● Testo della pagina:
3.– La ricorrente, dopo aver riportato il disposto dell’art. 16, comma 7, del detto d.l., rileva che esso, prevedendo un drastico taglio delle risorse destinate alle Province, si porrebbe in contrasto con gli artt. 5, 117, secondo comma, lettera p), quarto e sesto comma, 118 e 119 Cost. e, ancora, con il principio di leale collaborazione.
La Regione pone in evidenza come detta disposizione, comportando una grave compromissione dell’autonomia regionale e dell’assetto ordinamentale, violerebbe l’art. 5 Cost., il quale riconosce rilievo costituzionale alle autonomie locali, il principio del più ampio decentramento amministrativo e l’adeguamento della legislazione statale alle esigenze dell’autonomia e del decentramento.
Essa sostiene, inoltre, che il suddetto taglio dei trasferimenti, intervenendo nella programmazione del bilancio in corso, determinerebbe l’impossibilità di far fronte alle spese programmate, con conseguente sforamento del patto di stabilità interno, senza considerare le differenziazioni tra le diverse Regioni, relativamente all’attribuzione delle funzioni alle Province.
A tal riguardo, osserva come anche il Servizio Bilancio del Senato abbia formulato dubbi sulla coerenza di tagli lineari «così pesanti ed indiscriminati», tali da incidere sull’esistenza stessa delle Province; in tal modo, il fondo sperimentale di riequilibrio appena istituito dall’art. 21 del decreto legislativo 6 maggio 2011, n. 68 (Disposizioni in materia di autonomia di entrata delle regioni a statuto ordinario e delle province, nonché di determinazione dei costi e dei fabbisogni standard nel settore sanitario), ed il fondo perequativo di cui all’art. 13 del decreto legislativo 14 marzo 2011, n. 23 (Disposizioni in materia di federalismo fiscale municipale), sarebbero neutralizzati proprio nelle specifiche modalità di riparto e di determinazione.
La Regione sottolinea, inoltre, che l’art. 117, secondo comma, lettera p), Cost. attribuisce allo Stato la competenza legislativa esclusiva in materia di «legislazione elettorale, organi di governo e funzioni fondamentali di Comuni, Province e Città metropolitane», sicché i tagli lineari decisi dal Governo proprio sul fondo sperimentale di riequilibrio e sul fondo perequativo, per di più «in corso d’opera», non consentirebbero proprio quell’esercizio di funzioni fondamentali garantito e imposto dalla Costituzione; il Governo avrebbe violato le competenze residuali e concorrenti delle Regioni e la stessa potestà regolamentare, in considerazione delle attività trasferite e delegate dalle Regioni alle Province, per conseguenza, anch’esse incise dalla norma impugnata.

● Compito 1: Trascrivi dal testo sui tagli alle Province il passo da "3.– La ricorrente, dopo" fino a "di leale collaborazione.", comprese queste ultime parole.
● Compito 2: Scrivi il seguito del testo sui tagli alle Province, ripartendo subito dopo la sua ultima frase.
I dati non hanno alcun legame con il testo sui tagli alle Province.

● Elenco dati:
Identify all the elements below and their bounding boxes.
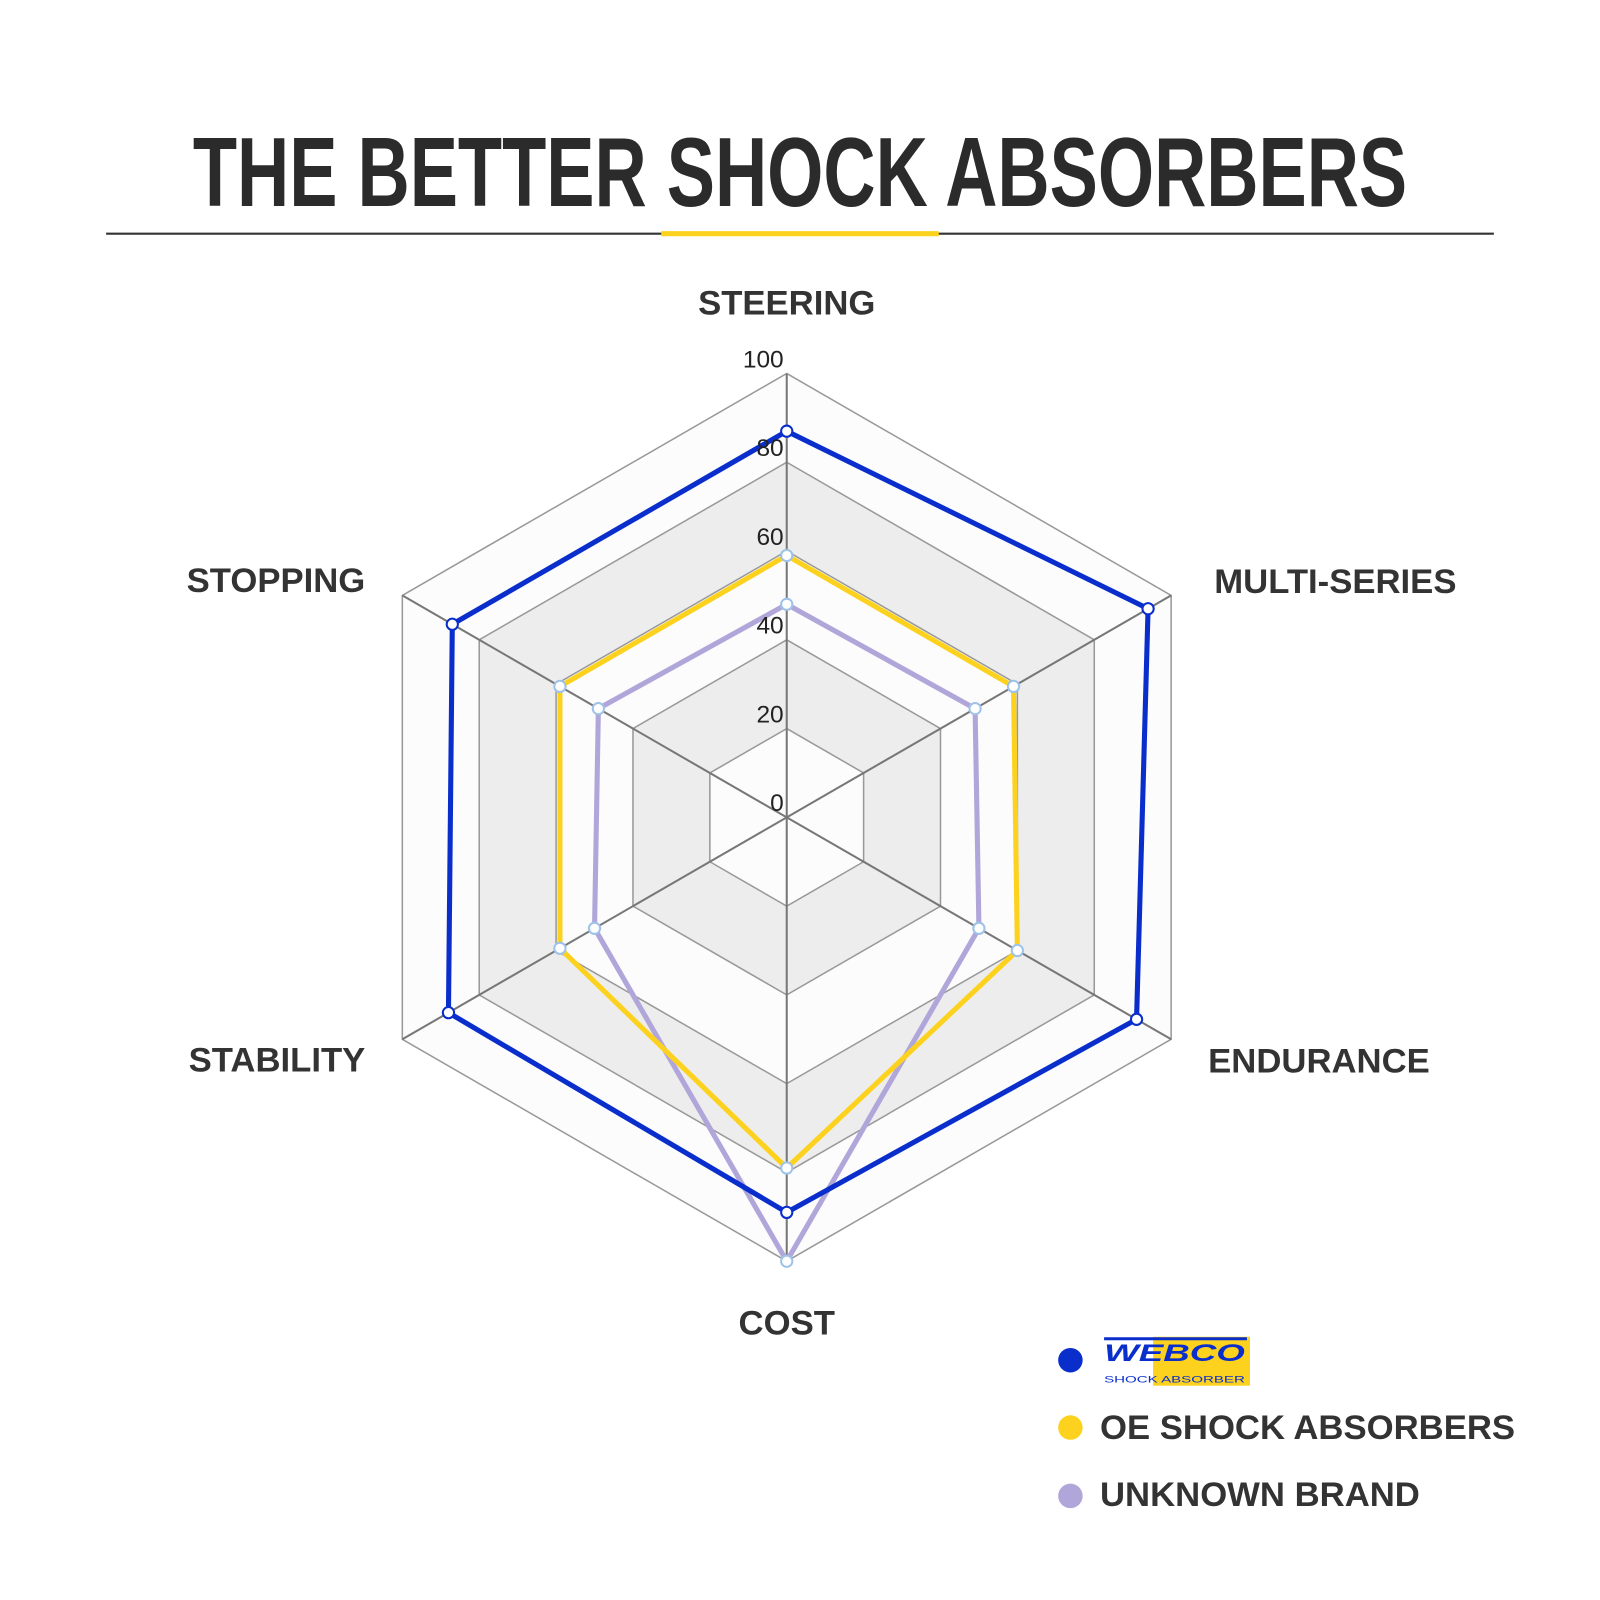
legend-marker-unknown [1058,1483,1083,1509]
axis-label: STOPPING [187,562,366,600]
tick-label: 100 [743,346,784,373]
data-point [1129,1012,1144,1026]
data-point [1010,943,1025,958]
data-point [780,1205,794,1220]
data-point [553,941,567,955]
chart-title: THE BETTER SHOCK ABSORBERS [193,117,1407,227]
tick-label: 20 [756,701,783,728]
data-point [1141,602,1155,616]
data-point [441,1006,456,1020]
data-point [968,701,982,716]
data-point [587,921,602,935]
data-point [553,679,567,694]
data-point [591,701,606,716]
legend-marker-webco [1058,1347,1083,1373]
legend-marker-oe [1058,1415,1083,1440]
legend-label-unknown: UNKNOWN BRAND [1100,1476,1420,1514]
data-point [780,1161,794,1175]
data-point [445,617,459,631]
axis-label: COST [739,1305,835,1343]
webco-logo: WEBCO SHOCK ABSORBER [1104,1336,1250,1386]
axis-label: STEERING [698,284,875,322]
data-point [780,1254,794,1268]
tick-label: 0 [770,790,784,817]
axis-label: STABILITY [189,1041,366,1079]
tick-label: 60 [756,524,783,551]
legend-label-oe: OE SHOCK ABSORBERS [1100,1409,1515,1447]
tick-label: 80 [756,435,783,462]
data-point [1006,679,1021,694]
data-point [780,548,794,563]
series-2 [587,597,986,1268]
webco-logo-text: WEBCO [1104,1340,1245,1367]
series-1 [553,548,1025,1175]
data-point [972,921,986,935]
axis-label: ENDURANCE [1208,1042,1430,1080]
series-0 [441,424,1155,1220]
webco-logo-subtext: SHOCK ABSORBER [1104,1375,1245,1385]
axis-label: MULTI-SERIES [1214,563,1456,601]
data-point [780,597,794,611]
legend: WEBCO SHOCK ABSORBER OE SHOCK ABSORBERS … [1058,1336,1515,1514]
data-point [780,424,794,438]
tick-label: 40 [756,613,783,640]
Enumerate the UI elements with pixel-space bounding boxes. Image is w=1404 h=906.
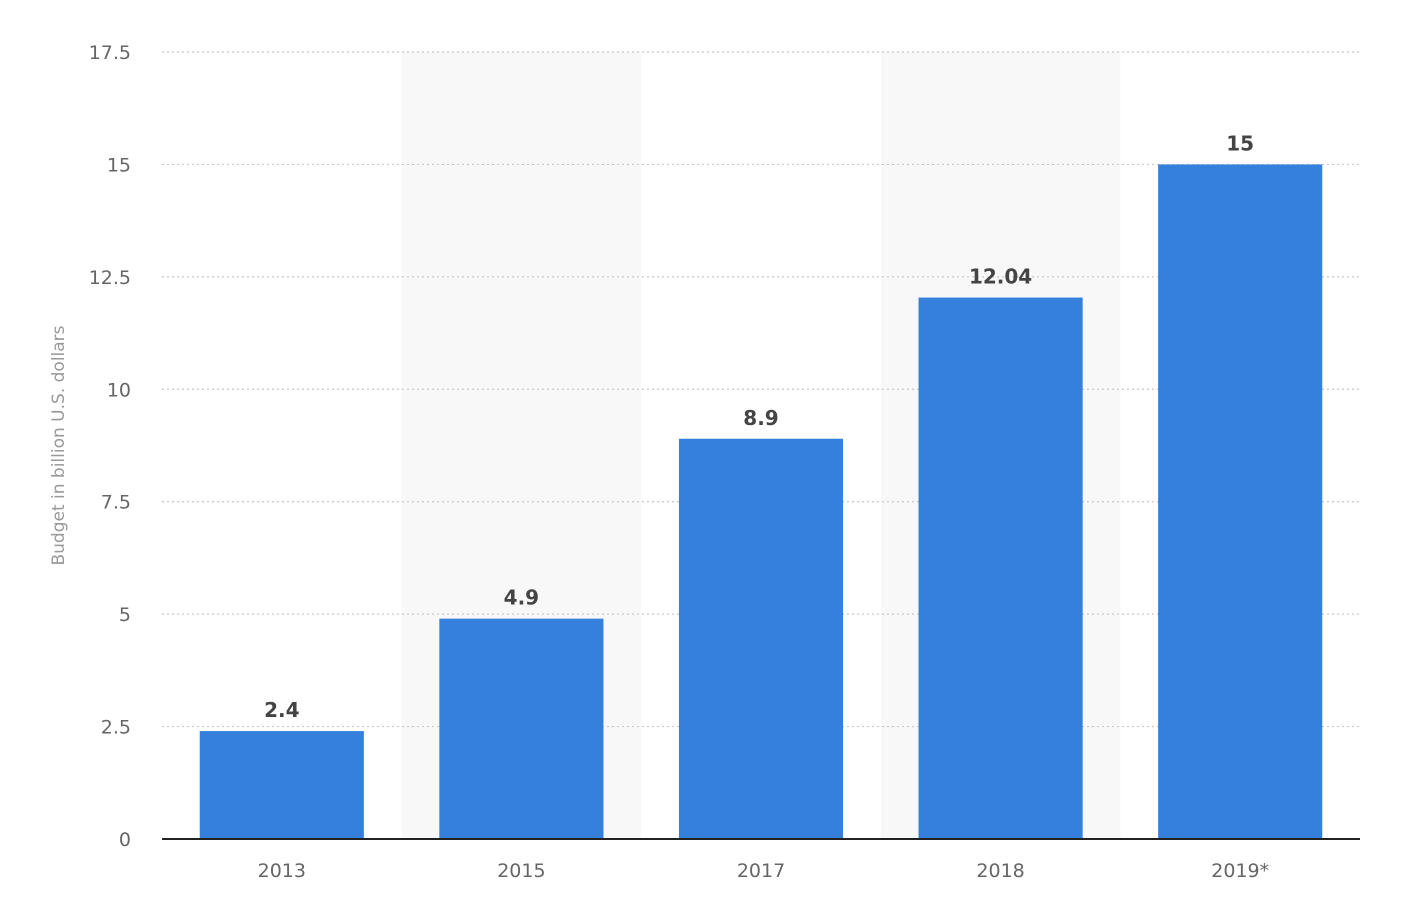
data-label-2013: 2.4	[264, 698, 299, 722]
data-label-2018: 12.04	[969, 265, 1032, 289]
y-tick-label: 0	[119, 829, 131, 851]
y-tick-label: 7.5	[101, 492, 131, 514]
data-label-2017: 8.9	[743, 406, 778, 430]
y-tick-label: 5	[119, 604, 131, 626]
x-tick-label: 2018	[976, 860, 1024, 882]
x-tick-label: 2017	[737, 860, 785, 882]
data-label-2019*: 15	[1226, 131, 1254, 155]
y-axis-title: Budget in billion U.S. dollars	[49, 325, 69, 565]
bar-2013[interactable]	[199, 731, 364, 839]
y-tick-label: 15	[107, 154, 131, 176]
bar-2018[interactable]	[918, 297, 1083, 839]
x-tick-label: 2015	[497, 860, 545, 882]
bar-2019*[interactable]	[1158, 164, 1323, 839]
data-label-2015: 4.9	[504, 586, 539, 610]
data-labels: 2.4 4.9 8.9 12.04 15	[264, 131, 1254, 722]
bar-2017[interactable]	[678, 438, 844, 839]
y-tick-label: 12.5	[89, 267, 131, 289]
bars	[199, 164, 1323, 839]
x-tick-label: 2013	[258, 860, 306, 882]
y-tick-label: 2.5	[101, 717, 131, 739]
x-tick-label: 2019*	[1211, 860, 1269, 882]
y-tick-label: 17.5	[89, 42, 131, 64]
x-axis-ticks: 2013 2015 2017 2018 2019*	[258, 860, 1270, 882]
y-axis-ticks: 0 2.5 5 7.5 10 12.5 15 17.5	[89, 42, 131, 851]
bar-2015[interactable]	[439, 618, 604, 839]
y-tick-label: 10	[107, 379, 131, 401]
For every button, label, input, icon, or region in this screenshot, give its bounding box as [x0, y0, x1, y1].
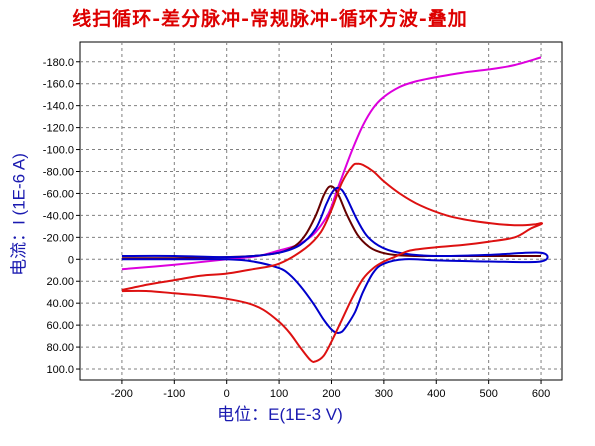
y-tick-label: 20.00 — [46, 276, 74, 288]
series-line-1 — [121, 56, 542, 271]
y-tick-label: -80.00 — [43, 166, 74, 178]
y-tick-label: 60.00 — [46, 320, 74, 332]
tick-labels: -200 -100 0 100 200 300 400 500 600 -180.0 -160.0 -… — [43, 57, 550, 400]
y-tick-label: 80.00 — [46, 342, 74, 354]
x-axis-label: 电位：E(1E-3 V) — [217, 405, 343, 424]
x-tick-label: 300 — [375, 388, 393, 400]
series-line-4 — [121, 162, 544, 363]
y-tick-label: 0 — [68, 254, 74, 266]
y-tick-label: -180.0 — [43, 57, 74, 69]
x-tick-label: 400 — [427, 388, 445, 400]
y-tick-label: -20.00 — [43, 232, 74, 244]
y-tick-label: 100.0 — [46, 364, 74, 376]
x-tick-label: -100 — [163, 388, 185, 400]
x-tick-label: 200 — [322, 388, 340, 400]
x-tick-label: 100 — [270, 388, 288, 400]
y-tick-label: -140.0 — [43, 101, 74, 113]
y-tick-label: -100.0 — [43, 145, 74, 157]
y-tick-label: -40.00 — [43, 210, 74, 222]
series-line-3 — [121, 186, 549, 334]
y-tick-label: -120.0 — [43, 123, 74, 135]
x-tick-label: 0 — [224, 388, 230, 400]
y-tick-label: -60.00 — [43, 188, 74, 200]
y-axis-label: 电流：I (1E-6 A) — [9, 153, 29, 276]
x-tick-label: 500 — [479, 388, 497, 400]
y-tick-label: 40.00 — [46, 298, 74, 310]
x-tick-label: -200 — [111, 388, 133, 400]
series-group — [121, 56, 549, 363]
chart-title: 线扫循环-差分脉冲-常规脉冲-循环方波-叠加 — [72, 8, 468, 30]
x-tick-label: 600 — [532, 388, 550, 400]
plot-area — [79, 41, 563, 381]
y-tick-label: -160.0 — [43, 79, 74, 91]
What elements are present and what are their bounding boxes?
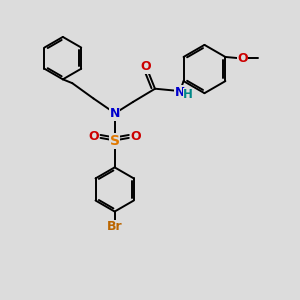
Text: N: N — [175, 86, 185, 99]
Text: O: O — [88, 130, 99, 143]
Text: O: O — [237, 52, 248, 65]
Text: O: O — [130, 130, 141, 143]
Text: O: O — [140, 60, 151, 73]
Text: N: N — [110, 107, 120, 120]
Text: Br: Br — [107, 220, 122, 233]
Text: S: S — [110, 134, 120, 148]
Text: H: H — [183, 88, 193, 101]
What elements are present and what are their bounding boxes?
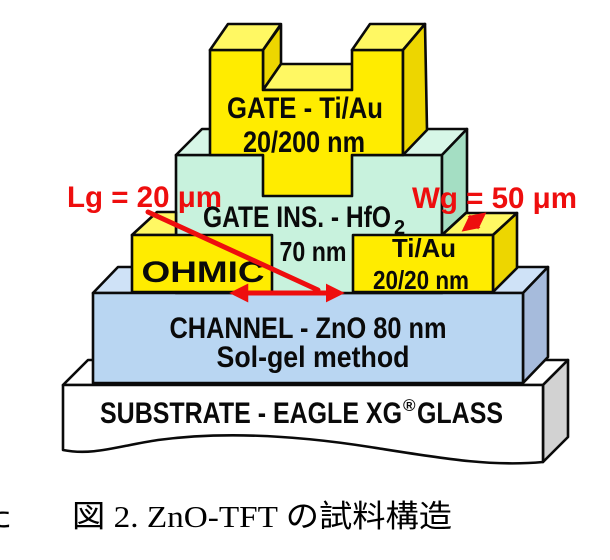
caption-left-fragment: た: [0, 499, 12, 534]
substrate-label-suffix: GLASS: [417, 397, 503, 430]
ohmic-label: OHMIC: [142, 256, 265, 289]
gate-length-pointer-line: [145, 209, 321, 293]
substrate-label: SUBSTRATE - EAGLE XG: [100, 397, 402, 430]
gate-insulator-subscript: 2: [394, 217, 405, 239]
gate-label: GATE - Ti/Au: [227, 92, 383, 125]
drain-front-face: [351, 233, 495, 294]
gate-thickness-label: 20/200 nm: [243, 126, 365, 159]
figure-caption: 図 2. ZnO-TFT の試料構造: [72, 499, 452, 534]
gate-top-face-left: [208, 22, 283, 52]
gate-length-label: Lg = 20 μm: [67, 181, 222, 214]
gate-insulator-label: GATE INS. - HfO: [203, 201, 391, 234]
gate-width-double-arrow: [461, 212, 487, 232]
gate-width-label: Wg = 50 μm: [412, 182, 577, 215]
substrate-registered-mark: ®: [403, 396, 416, 415]
drain-thickness-label: 20/20 nm: [373, 265, 469, 295]
substrate-front-face: [61, 383, 545, 465]
gate-insulator-thickness-label: 70 nm: [280, 236, 347, 267]
channel-label: CHANNEL - ZnO 80 nm: [170, 312, 447, 345]
gate-side-face: [401, 22, 429, 157]
drain-label: Ti/Au: [392, 233, 456, 263]
channel-method-label: Sol-gel method: [217, 341, 410, 374]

● Risposta corretta 1:
3.– La ricorrente, dopo aver riportato il disposto dell’art. 16, comma 7, del detto d.l., rileva che esso, prevedendo un drastico taglio delle risorse destinate alle Province, si porrebbe in contrasto con gli artt. 5, 117, secondo comma, lettera p), quarto e sesto comma, 118 e 119 Cost. e, ancora, con il principio di leale collaborazione.

● Risposta corretta 2:
La ricorrente richiama anche l’art. 119 Cost., il quale, attraverso la previsione della compartecipazione al gettito di tributi erariali riferibili al loro territorio e con l’istituzione di un fondo perequativo per i territori con minore capacità fiscale, riconoscerebbe l’autonomia finanziaria, di entrata e di spesa, di Comuni, Province, Città metropolitane e Regioni.
Essa osserva, peraltro, che in attuazione dell’art. 119 Cost., con legge 5 maggio 2009, n. 42 (Delega al Governo in materia di federalismo fiscale, in attuazione dell’articolo 119 della Costituzione), è intervenuta la delega al Governo, a seguito della quale sono stati emanati il d.lgs. n. 68 del 2011 e il d.lgs. n. 23 del 2011. Ad avviso della Regione, dunque, il Governo non avrebbe potuto emanare un decreto-legge al fine di disporre «tagli lineari» in relazione a fondi appena istituiti in attuazione della legge delega.
Quanto alla violazione del principio di leale collaborazione, la Regione osserva che il fondo perequativo di cui all’art. 13 del d.lgs. n. 23 del 2011 prevede l’intesa, sancita in sede di Conferenza Stato-città ed autonomie locali, e che anche il fondo di riequilibrio di cui all’art. 21 del d.lgs. n. 68 del 2011 prevede il «previo accordo».
Le riduzioni dei fondi, previste dalla norma impugnata, invece, ad avviso della ricorrente coinvolgerebbero la Conferenza Stato-città ed autonomie locali solo in un momento successivo, in quello, cioè, delle riduzioni da imputare a ciascuna Provincia.
La norma, inoltre, con la generica espressione, «tenendo conto delle analisi della spesa effettuate […] dalla Conferenza Stato-città ed autonomie locali […] e recepite con decreto del Ministero dell’Interno», decreto, comunque, emanato entro il 15 ottobre 2012, darebbe luogo ad un intervento sostitutivo dello Stato, al di fuori dai casi previsti dall’art. 8 della legge n. 131 del 2003, e attraverso un mero decreto ministeriale.
3.1.– La ricorrente, dopo aver riportato il contenuto precettivo della disposizione di cui all’art. 16, comma 8, del d.l. citato rileva che essa, intervenendo in materia di dotazione organica degli enti locali, si porrebbe in contrasto con gli artt. 5, 97, 117, secondo comma, lettera p), quarto e sesto comma, con gli artt. 118 e 119 Cost. ed, ancora, con il principio di leale collaborazione.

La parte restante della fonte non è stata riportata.